▶ **Brief**
Find each line with the word "also" in it, then give the total alone.

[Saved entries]
Begin

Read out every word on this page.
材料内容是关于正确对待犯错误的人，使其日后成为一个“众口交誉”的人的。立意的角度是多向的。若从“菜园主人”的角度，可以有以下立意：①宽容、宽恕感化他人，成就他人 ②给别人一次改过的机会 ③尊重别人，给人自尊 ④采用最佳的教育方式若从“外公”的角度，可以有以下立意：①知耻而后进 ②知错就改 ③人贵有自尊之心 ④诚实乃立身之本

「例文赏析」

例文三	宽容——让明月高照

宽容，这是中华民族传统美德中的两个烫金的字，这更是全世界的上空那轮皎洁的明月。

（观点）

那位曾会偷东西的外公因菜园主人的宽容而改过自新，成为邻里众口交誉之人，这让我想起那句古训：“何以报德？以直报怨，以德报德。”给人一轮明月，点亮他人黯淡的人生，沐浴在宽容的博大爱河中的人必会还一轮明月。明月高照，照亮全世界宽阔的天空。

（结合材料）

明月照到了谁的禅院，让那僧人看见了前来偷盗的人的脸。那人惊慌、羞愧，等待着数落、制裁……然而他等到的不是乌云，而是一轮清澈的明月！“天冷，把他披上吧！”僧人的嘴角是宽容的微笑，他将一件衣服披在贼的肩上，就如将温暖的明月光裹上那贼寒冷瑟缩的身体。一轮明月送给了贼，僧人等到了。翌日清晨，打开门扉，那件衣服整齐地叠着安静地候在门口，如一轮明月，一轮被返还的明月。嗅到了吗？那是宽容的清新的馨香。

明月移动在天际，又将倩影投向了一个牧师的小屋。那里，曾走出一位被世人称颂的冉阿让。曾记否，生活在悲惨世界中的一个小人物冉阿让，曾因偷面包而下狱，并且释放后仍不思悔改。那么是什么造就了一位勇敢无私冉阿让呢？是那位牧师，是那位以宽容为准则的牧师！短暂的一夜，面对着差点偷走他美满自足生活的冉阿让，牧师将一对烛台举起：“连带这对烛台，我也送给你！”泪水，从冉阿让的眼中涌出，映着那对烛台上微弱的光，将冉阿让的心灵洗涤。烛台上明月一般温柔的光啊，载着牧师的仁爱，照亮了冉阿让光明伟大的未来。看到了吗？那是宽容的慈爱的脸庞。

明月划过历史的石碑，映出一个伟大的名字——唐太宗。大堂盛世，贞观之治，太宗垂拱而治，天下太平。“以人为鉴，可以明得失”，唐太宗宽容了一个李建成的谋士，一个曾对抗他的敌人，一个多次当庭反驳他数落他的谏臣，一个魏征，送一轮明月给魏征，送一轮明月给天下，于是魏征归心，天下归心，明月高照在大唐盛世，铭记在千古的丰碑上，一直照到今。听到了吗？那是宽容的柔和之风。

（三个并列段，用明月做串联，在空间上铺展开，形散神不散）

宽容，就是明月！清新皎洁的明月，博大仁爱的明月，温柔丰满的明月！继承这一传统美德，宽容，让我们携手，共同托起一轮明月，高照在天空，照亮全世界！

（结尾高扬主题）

End
Begin

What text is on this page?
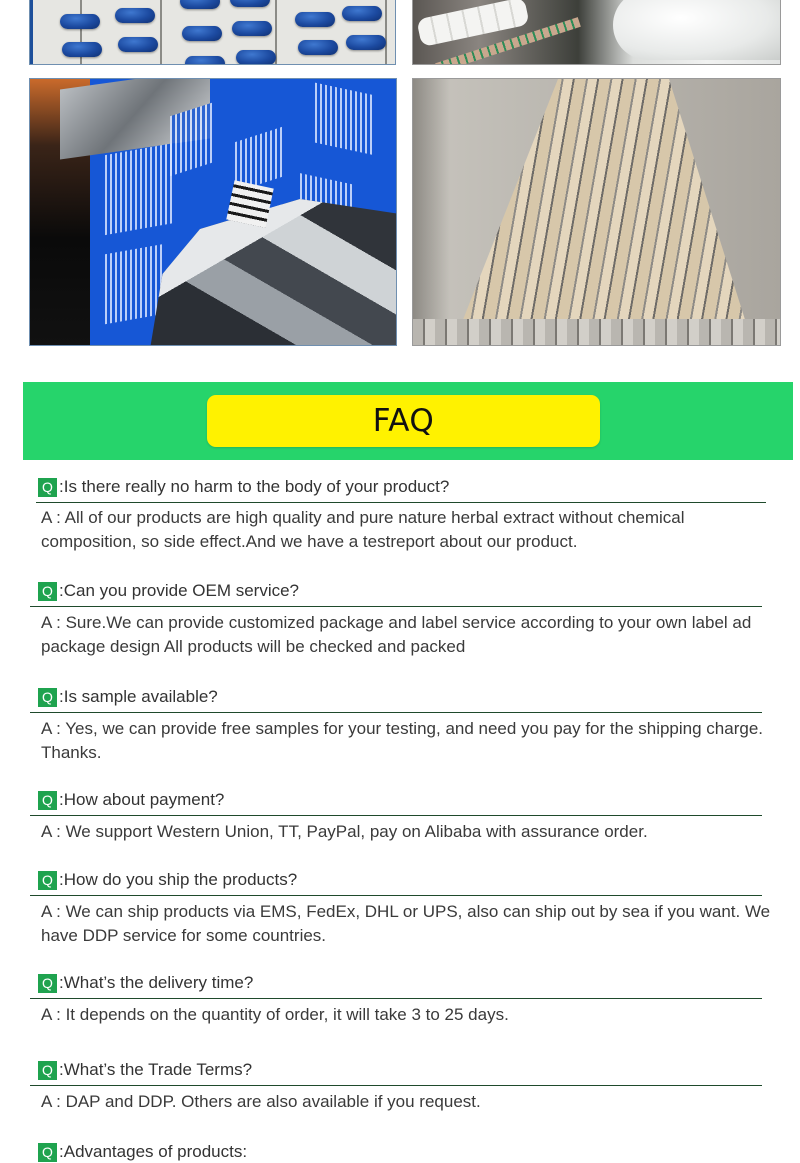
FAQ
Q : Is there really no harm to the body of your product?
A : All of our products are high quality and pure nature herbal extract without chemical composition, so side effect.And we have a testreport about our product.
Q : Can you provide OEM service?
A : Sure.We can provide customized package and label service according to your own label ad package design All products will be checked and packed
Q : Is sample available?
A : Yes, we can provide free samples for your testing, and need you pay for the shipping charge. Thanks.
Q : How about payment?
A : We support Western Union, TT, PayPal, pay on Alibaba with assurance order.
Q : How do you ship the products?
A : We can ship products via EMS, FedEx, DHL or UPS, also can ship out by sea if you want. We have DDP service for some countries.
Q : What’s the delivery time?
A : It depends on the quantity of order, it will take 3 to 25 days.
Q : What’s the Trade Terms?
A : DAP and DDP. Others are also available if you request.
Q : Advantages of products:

End

▶ **Answer for the task**
2